* _Do this_:
Your task is to reproduce exactly the lines from the line with "What does this" through the end of the records below.

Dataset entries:
□ □ □ □ □ □ □
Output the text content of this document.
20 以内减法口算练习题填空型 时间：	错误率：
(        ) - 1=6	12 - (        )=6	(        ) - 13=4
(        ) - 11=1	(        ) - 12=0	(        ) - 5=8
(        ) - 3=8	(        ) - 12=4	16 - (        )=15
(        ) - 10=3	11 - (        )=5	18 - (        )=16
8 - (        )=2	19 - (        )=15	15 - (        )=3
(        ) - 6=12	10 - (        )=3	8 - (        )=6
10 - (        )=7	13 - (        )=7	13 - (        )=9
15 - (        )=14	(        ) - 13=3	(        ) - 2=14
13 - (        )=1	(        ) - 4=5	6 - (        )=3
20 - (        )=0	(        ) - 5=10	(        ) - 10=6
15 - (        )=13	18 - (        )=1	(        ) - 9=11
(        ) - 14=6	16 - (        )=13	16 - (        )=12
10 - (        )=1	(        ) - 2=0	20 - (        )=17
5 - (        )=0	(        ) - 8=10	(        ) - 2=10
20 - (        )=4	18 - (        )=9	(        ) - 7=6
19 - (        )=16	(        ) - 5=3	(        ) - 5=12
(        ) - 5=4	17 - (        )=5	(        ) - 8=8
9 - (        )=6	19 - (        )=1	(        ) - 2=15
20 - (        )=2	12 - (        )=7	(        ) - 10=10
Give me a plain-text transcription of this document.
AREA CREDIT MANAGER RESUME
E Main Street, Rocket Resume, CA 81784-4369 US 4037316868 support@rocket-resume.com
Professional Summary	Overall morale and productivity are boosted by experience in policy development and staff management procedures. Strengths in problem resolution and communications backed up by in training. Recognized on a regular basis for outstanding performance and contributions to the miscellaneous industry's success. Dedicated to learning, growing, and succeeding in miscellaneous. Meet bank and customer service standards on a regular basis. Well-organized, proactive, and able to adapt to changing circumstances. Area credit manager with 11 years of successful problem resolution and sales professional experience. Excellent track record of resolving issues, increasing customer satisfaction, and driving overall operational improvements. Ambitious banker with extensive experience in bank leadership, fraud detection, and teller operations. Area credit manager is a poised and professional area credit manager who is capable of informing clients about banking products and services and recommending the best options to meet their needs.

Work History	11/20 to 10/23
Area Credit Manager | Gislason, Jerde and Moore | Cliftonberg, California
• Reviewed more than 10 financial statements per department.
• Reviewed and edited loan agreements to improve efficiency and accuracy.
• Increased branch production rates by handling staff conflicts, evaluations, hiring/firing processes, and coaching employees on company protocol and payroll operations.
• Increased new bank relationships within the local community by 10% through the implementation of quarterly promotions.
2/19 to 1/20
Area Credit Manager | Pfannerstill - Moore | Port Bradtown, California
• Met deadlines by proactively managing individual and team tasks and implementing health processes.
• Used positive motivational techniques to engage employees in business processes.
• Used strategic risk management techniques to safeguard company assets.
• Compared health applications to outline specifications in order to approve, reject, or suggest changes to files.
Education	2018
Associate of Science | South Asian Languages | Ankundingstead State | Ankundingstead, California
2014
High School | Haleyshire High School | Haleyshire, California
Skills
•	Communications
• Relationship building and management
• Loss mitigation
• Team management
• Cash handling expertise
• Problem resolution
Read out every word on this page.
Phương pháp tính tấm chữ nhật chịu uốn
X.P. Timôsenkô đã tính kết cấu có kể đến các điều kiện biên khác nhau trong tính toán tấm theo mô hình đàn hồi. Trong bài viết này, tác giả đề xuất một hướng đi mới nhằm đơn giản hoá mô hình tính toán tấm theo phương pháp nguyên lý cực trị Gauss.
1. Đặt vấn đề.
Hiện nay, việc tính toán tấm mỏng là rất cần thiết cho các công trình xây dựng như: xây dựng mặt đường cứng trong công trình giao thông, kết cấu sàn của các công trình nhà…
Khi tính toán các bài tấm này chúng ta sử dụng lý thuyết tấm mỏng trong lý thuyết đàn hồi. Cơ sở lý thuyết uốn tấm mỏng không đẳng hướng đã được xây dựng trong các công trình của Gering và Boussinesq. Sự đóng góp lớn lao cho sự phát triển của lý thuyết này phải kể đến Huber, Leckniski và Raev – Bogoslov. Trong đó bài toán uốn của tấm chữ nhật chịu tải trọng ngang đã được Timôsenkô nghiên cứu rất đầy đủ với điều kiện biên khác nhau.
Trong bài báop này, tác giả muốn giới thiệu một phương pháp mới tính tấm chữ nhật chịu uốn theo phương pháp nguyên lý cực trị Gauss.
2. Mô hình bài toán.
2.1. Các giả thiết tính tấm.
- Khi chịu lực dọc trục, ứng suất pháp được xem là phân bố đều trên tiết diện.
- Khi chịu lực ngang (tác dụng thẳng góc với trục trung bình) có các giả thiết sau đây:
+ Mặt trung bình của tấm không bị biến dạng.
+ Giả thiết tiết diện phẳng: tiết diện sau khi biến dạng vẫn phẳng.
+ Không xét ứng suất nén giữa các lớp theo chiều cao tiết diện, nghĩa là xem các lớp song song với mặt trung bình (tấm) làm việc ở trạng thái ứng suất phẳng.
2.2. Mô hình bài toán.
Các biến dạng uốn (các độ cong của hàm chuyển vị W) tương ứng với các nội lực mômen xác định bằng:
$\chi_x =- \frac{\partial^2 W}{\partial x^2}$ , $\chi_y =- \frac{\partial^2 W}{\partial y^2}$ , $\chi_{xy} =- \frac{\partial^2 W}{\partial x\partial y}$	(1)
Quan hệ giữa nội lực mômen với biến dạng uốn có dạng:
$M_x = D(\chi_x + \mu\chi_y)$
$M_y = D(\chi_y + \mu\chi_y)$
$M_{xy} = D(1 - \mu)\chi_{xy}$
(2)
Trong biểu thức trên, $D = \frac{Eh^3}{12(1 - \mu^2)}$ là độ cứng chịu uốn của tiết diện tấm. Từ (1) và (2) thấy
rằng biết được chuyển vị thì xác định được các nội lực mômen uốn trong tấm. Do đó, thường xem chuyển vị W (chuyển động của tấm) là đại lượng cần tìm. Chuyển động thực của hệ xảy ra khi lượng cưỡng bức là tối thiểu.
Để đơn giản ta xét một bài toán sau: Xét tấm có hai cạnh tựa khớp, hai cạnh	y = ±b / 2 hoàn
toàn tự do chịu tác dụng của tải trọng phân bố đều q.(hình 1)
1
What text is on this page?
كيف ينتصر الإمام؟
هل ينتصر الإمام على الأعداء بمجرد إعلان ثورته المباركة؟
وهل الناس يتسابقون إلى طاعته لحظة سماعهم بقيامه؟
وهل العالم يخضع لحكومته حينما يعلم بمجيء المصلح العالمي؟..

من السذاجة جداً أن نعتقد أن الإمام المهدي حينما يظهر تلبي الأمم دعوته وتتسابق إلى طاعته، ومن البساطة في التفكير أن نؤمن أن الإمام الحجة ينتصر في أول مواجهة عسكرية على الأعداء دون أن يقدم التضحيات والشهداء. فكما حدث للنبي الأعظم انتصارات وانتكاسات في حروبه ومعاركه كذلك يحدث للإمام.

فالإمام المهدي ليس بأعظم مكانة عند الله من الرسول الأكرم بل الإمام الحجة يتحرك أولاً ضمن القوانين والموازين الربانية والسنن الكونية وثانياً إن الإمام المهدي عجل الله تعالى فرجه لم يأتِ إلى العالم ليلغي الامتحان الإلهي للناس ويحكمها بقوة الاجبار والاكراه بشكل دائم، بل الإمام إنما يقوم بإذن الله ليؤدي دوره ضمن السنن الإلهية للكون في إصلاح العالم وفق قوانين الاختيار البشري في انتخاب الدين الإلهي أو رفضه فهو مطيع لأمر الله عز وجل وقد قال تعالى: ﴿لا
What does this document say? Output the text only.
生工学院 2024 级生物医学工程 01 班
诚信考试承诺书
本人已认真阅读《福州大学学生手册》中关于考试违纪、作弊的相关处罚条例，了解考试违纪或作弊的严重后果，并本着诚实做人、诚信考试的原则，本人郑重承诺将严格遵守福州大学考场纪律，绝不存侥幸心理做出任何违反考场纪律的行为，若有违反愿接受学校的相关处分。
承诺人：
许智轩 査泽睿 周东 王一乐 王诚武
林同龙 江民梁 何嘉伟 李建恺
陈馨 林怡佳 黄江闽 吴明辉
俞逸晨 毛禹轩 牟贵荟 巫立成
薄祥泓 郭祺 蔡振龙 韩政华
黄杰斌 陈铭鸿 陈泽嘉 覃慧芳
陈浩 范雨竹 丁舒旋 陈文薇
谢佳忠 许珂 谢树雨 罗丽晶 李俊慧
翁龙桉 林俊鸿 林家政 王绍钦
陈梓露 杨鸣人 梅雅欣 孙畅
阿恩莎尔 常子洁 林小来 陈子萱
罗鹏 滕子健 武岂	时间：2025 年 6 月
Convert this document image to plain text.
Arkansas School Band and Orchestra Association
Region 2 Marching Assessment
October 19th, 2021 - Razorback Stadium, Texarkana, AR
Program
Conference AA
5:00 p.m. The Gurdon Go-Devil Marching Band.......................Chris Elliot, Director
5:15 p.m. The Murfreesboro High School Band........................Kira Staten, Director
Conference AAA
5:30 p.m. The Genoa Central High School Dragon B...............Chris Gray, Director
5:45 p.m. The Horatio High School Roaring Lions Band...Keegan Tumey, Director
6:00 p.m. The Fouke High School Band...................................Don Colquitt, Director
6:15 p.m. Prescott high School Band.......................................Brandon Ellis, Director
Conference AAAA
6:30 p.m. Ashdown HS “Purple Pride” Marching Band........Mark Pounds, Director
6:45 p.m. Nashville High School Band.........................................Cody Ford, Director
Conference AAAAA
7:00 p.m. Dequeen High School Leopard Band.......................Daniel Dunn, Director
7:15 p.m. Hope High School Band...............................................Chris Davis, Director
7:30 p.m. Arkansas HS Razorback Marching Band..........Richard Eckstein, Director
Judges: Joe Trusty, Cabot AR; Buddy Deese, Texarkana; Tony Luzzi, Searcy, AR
□ □ □ □ □ □ □
* _Result_:
What does this document say? Output the text only.
生工学院 2024 级生物医学工程 01 班
诚信考试承诺书
本人已认真阅读《福州大学学生手册》中关于考试违纪、作弊的相关处罚条例，了解考试违纪或作弊的严重后果，并本着诚实做人、诚信考试的原则，本人郑重承诺将严格遵守福州大学考场纪律，绝不存侥幸心理做出任何违反考场纪律的行为，若有违反愿接受学校的相关处分。
承诺人：
许智轩 査泽睿 周东 王一乐 王诚武
林同龙 江民梁 何嘉伟 李建恺
陈馨 林怡佳 黄江闽 吴明辉
俞逸晨 毛禹轩 牟贵荟 巫立成
薄祥泓 郭祺 蔡振龙 韩政华
黄杰斌 陈铭鸿 陈泽嘉 覃慧芳
陈浩 范雨竹 丁舒旋 陈文薇
谢佳忠 许珂 谢树雨 罗丽晶 李俊慧
翁龙桉 林俊鸿 林家政 王绍钦
陈梓露 杨鸣人 梅雅欣 孙畅
阿恩莎尔 常子洁 林小来 陈子萱
罗鹏 滕子健 武岂	时间：2025 年 6 月
Convert this document image to plain text.
Arkansas School Band and Orchestra Association
Region 2 Marching Assessment
October 19th, 2021 - Razorback Stadium, Texarkana, AR
Program
Conference AA
5:00 p.m. The Gurdon Go-Devil Marching Band.......................Chris Elliot, Director
5:15 p.m. The Murfreesboro High School Band........................Kira Staten, Director
Conference AAA
5:30 p.m. The Genoa Central High School Dragon B...............Chris Gray, Director
5:45 p.m. The Horatio High School Roaring Lions Band...Keegan Tumey, Director
6:00 p.m. The Fouke High School Band...................................Don Colquitt, Director
6:15 p.m. Prescott high School Band.......................................Brandon Ellis, Director
Conference AAAA
6:30 p.m. Ashdown HS “Purple Pride” Marching Band........Mark Pounds, Director
6:45 p.m. Nashville High School Band.........................................Cody Ford, Director
Conference AAAAA
7:00 p.m. Dequeen High School Leopard Band.......................Daniel Dunn, Director
7:15 p.m. Hope High School Band...............................................Chris Davis, Director
7:30 p.m. Arkansas HS Razorback Marching Band..........Richard Eckstein, Director
Judges: Joe Trusty, Cabot AR; Buddy Deese, Texarkana; Tony Luzzi, Searcy, AR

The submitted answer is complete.